>> start Data shown

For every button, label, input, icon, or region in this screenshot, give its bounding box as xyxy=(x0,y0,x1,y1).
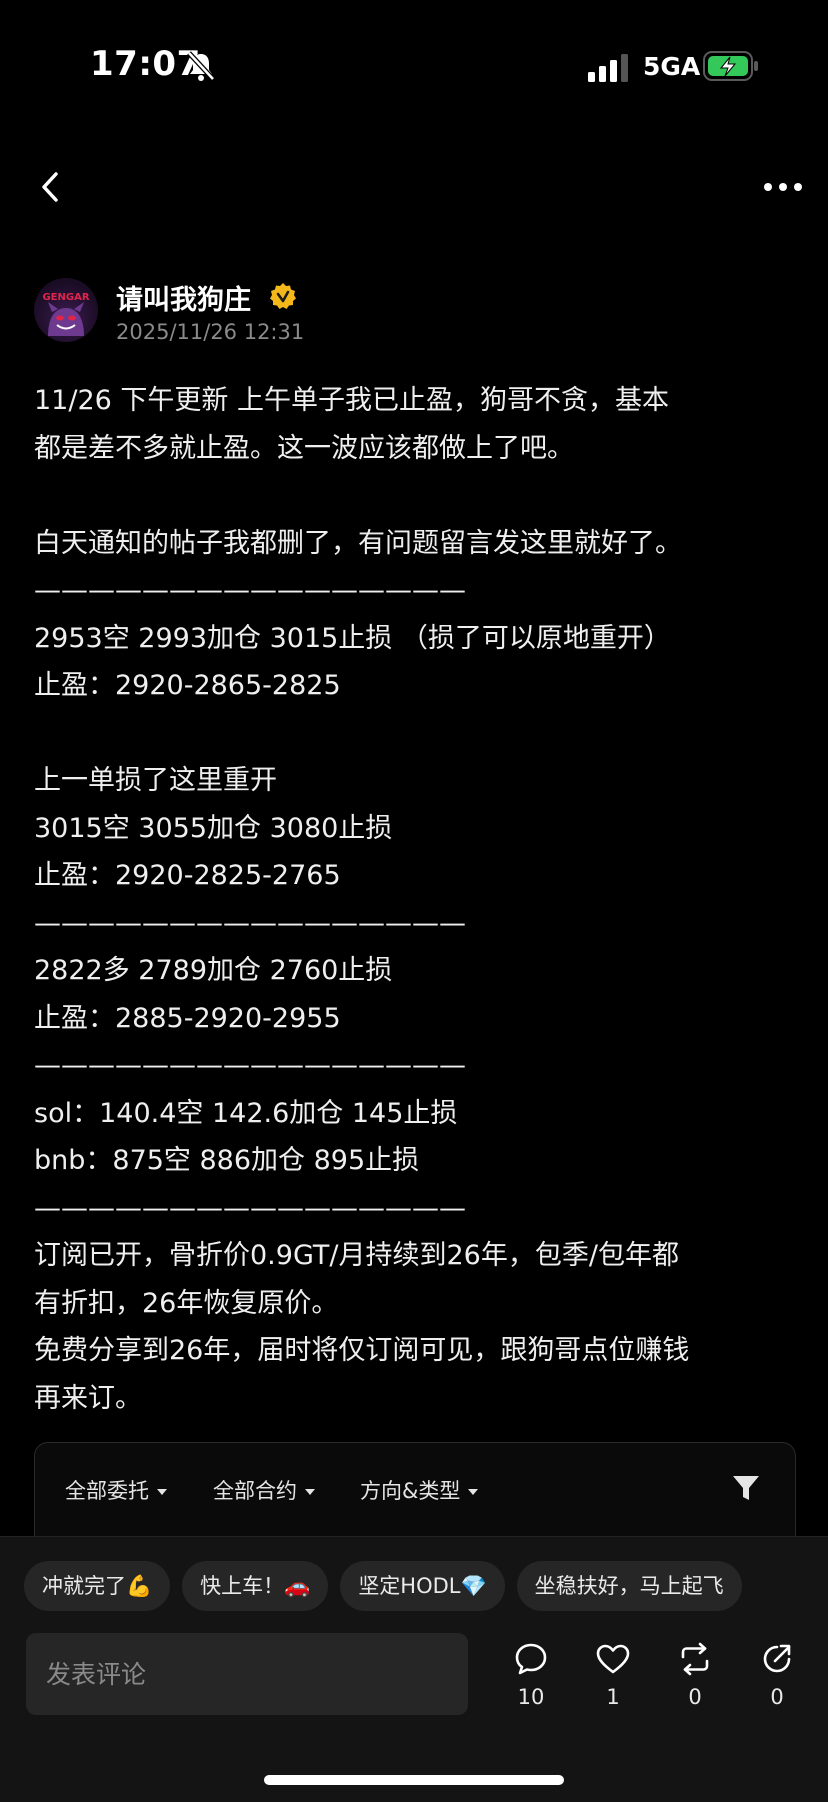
post-body: 11/26 下午更新 上午单子我已止盈，狗哥不贪，基本 都是差不多就止盈。这一波… xyxy=(34,377,804,1422)
comment-input[interactable] xyxy=(26,1633,468,1715)
caret-down-icon xyxy=(157,1489,167,1495)
filter-direction-type[interactable]: 方向&类型 xyxy=(360,1475,479,1505)
post-line: 都是差不多就止盈。这一波应该都做上了吧。 xyxy=(34,432,574,464)
comment-field[interactable] xyxy=(26,1633,468,1715)
battery-charging-icon xyxy=(703,51,758,81)
status-time: 17:07 xyxy=(90,44,201,84)
repost-button[interactable]: 0 xyxy=(660,1641,730,1709)
gengar-avatar-image: GENGAR xyxy=(42,292,90,336)
svg-text:GENGAR: GENGAR xyxy=(42,292,89,303)
repost-icon xyxy=(681,1642,709,1676)
shares-count: 0 xyxy=(770,1685,784,1709)
quick-reply-chips: 冲就完了💪 快上车！🚗 坚定HODL💎 坐稳扶好，马上起飞 xyxy=(24,1561,828,1613)
heart-icon xyxy=(596,1644,630,1674)
filter-label: 方向&类型 xyxy=(360,1479,461,1503)
post-line: 2953空 2993加仓 3015止损 （损了可以原地重开） xyxy=(34,622,671,654)
home-indicator[interactable] xyxy=(264,1775,564,1785)
caret-down-icon xyxy=(468,1489,479,1495)
post-line: 再来订。 xyxy=(34,1382,142,1414)
bell-muted-icon xyxy=(187,51,215,81)
quick-reply-chip[interactable]: 坐稳扶好，马上起飞 xyxy=(516,1561,742,1611)
filter-all-contracts[interactable]: 全部合约 xyxy=(213,1475,315,1505)
post-line: 订阅已开，骨折价0.9GT/月持续到26年，包季/包年都 xyxy=(34,1240,679,1271)
quick-reply-chip[interactable]: 坚定HODL💎 xyxy=(340,1561,505,1611)
share-button[interactable]: 0 xyxy=(742,1641,812,1709)
share-arrow-icon xyxy=(763,1644,791,1673)
post-timestamp: 2025/11/26 12:31 xyxy=(116,320,305,344)
post-divider-line: ———————————————— xyxy=(34,1192,466,1224)
post-line: 11/26 下午更新 上午单子我已止盈，狗哥不贪，基本 xyxy=(34,385,669,416)
post-line: 止盈：2920-2825-2765 xyxy=(34,860,341,891)
post-line xyxy=(34,472,804,520)
filter-label: 全部委托 xyxy=(65,1479,149,1503)
post-line: 上一单损了这里重开 xyxy=(34,765,277,796)
post-line: sol：140.4空 142.6加仓 145止损 xyxy=(34,1097,458,1129)
author-name[interactable]: 请叫我狗庄 xyxy=(116,278,251,317)
quick-reply-chip[interactable]: 快上车！🚗 xyxy=(182,1561,329,1611)
reposts-count: 0 xyxy=(688,1685,702,1709)
post-line: 止盈：2920-2865-2825 xyxy=(34,670,341,701)
network-label: 5GA xyxy=(643,52,701,81)
quick-reply-chip[interactable]: 冲就完了💪 xyxy=(24,1561,171,1611)
status-bar: 17:07 5GA xyxy=(0,0,828,120)
comments-count: 10 xyxy=(517,1685,545,1709)
bottom-comment-panel: 冲就完了💪快上车！🚗坚定HODL💎坐稳扶好，马上起飞 10 1 0 0 xyxy=(0,1536,828,1802)
post-line: 3015空 3055加仓 3080止损 xyxy=(34,812,393,844)
post-line: 免费分享到26年，届时将仅订阅可见，跟狗哥点位赚钱 xyxy=(34,1335,690,1366)
top-navigation xyxy=(0,150,828,220)
like-button[interactable]: 1 xyxy=(578,1641,648,1709)
cellular-signal-icon xyxy=(588,54,628,82)
post-line: bnb：875空 886加仓 895止损 xyxy=(34,1145,420,1176)
filter-funnel-icon[interactable] xyxy=(731,1473,761,1503)
verified-badge-icon xyxy=(270,283,296,309)
filter-label: 全部合约 xyxy=(213,1479,297,1503)
post-divider-line: ———————————————— xyxy=(34,575,466,606)
more-options-icon[interactable] xyxy=(762,180,804,194)
post-line xyxy=(34,710,804,758)
post-line: 止盈：2885-2920-2955 xyxy=(34,1002,341,1034)
author-avatar[interactable]: GENGAR xyxy=(34,278,98,342)
back-chevron-icon[interactable] xyxy=(36,170,64,204)
caret-down-icon xyxy=(305,1489,315,1495)
comment-bubble-icon xyxy=(515,1643,547,1675)
post-line: 2822多 2789加仓 2760止损 xyxy=(34,955,393,986)
post-divider-line: ———————————————— xyxy=(34,907,466,939)
comments-button[interactable]: 10 xyxy=(496,1641,566,1709)
likes-count: 1 xyxy=(606,1685,620,1709)
post-line: 有折扣，26年恢复原价。 xyxy=(34,1287,339,1319)
post-divider-line: ———————————————— xyxy=(34,1050,466,1081)
filter-all-orders[interactable]: 全部委托 xyxy=(65,1475,167,1505)
post-line: 白天通知的帖子我都删了，有问题留言发这里就好了。 xyxy=(34,527,682,559)
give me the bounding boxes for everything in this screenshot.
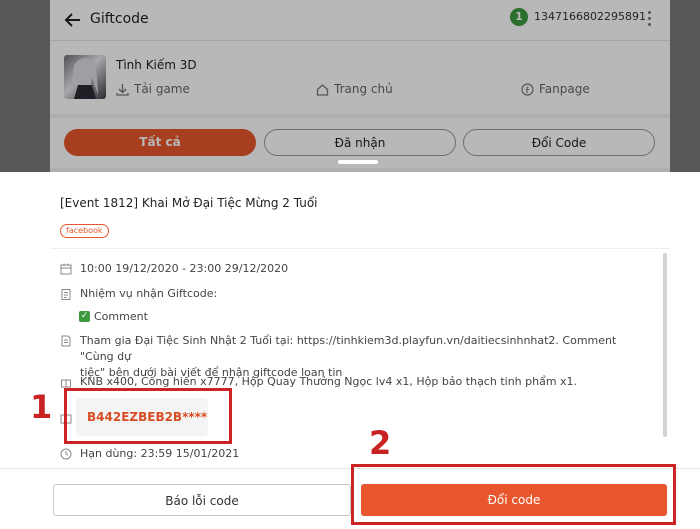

>> end Data shown

● **What you have to do**
Please repeat everything from the line that contains "post-body: 11/26 下午更新" down to the line that contains "post-line: 上一单损了这里重开 xyxy=(34,765,277,796)", with both of those lines included and nothing changed.

● **Answer to the task**
post-body: 11/26 下午更新 上午单子我已止盈，狗哥不贪，基本 都是差不多就止盈。这一波… xyxy=(34,377,804,1422)
comment-input[interactable] xyxy=(26,1633,468,1715)
caret-down-icon xyxy=(157,1489,167,1495)
filter-direction-type[interactable]: 方向&类型 xyxy=(360,1475,479,1505)
post-line: 都是差不多就止盈。这一波应该都做上了吧。 xyxy=(34,432,574,464)
comment-field[interactable] xyxy=(26,1633,468,1715)
battery-charging-icon xyxy=(703,51,758,81)
status-time: 17:07 xyxy=(90,44,201,84)
repost-button[interactable]: 0 xyxy=(660,1641,730,1709)
gengar-avatar-image: GENGAR xyxy=(42,292,90,336)
svg-text:GENGAR: GENGAR xyxy=(42,292,89,303)
repost-icon xyxy=(681,1642,709,1676)
shares-count: 0 xyxy=(770,1685,784,1709)
quick-reply-chips: 冲就完了💪 快上车！🚗 坚定HODL💎 坐稳扶好，马上起飞 xyxy=(24,1561,828,1613)
heart-icon xyxy=(596,1644,630,1674)
filter-label: 方向&类型 xyxy=(360,1479,461,1503)
post-line: 2953空 2993加仓 3015止损 （损了可以原地重开） xyxy=(34,622,671,654)
home-indicator[interactable] xyxy=(264,1775,564,1785)
caret-down-icon xyxy=(468,1489,479,1495)
post-line: 再来订。 xyxy=(34,1382,142,1414)
bell-muted-icon xyxy=(187,51,215,81)
quick-reply-chip[interactable]: 坐稳扶好，马上起飞 xyxy=(516,1561,742,1611)
filter-all-contracts[interactable]: 全部合约 xyxy=(213,1475,315,1505)
post-line: 订阅已开，骨折价0.9GT/月持续到26年，包季/包年都 xyxy=(34,1240,679,1271)
quick-reply-chip[interactable]: 坚定HODL💎 xyxy=(340,1561,505,1611)
share-button[interactable]: 0 xyxy=(742,1641,812,1709)
share-arrow-icon xyxy=(763,1644,791,1673)
post-timestamp: 2025/11/26 12:31 xyxy=(116,320,305,344)
post-divider-line: ———————————————— xyxy=(34,1192,466,1224)
post-line: 11/26 下午更新 上午单子我已止盈，狗哥不贪，基本 xyxy=(34,385,669,416)
post-line: 止盈：2920-2825-2765 xyxy=(34,860,341,891)
post-line xyxy=(34,472,804,520)
filter-label: 全部委托 xyxy=(65,1479,149,1503)
post-line: 上一单损了这里重开 xyxy=(34,765,277,796)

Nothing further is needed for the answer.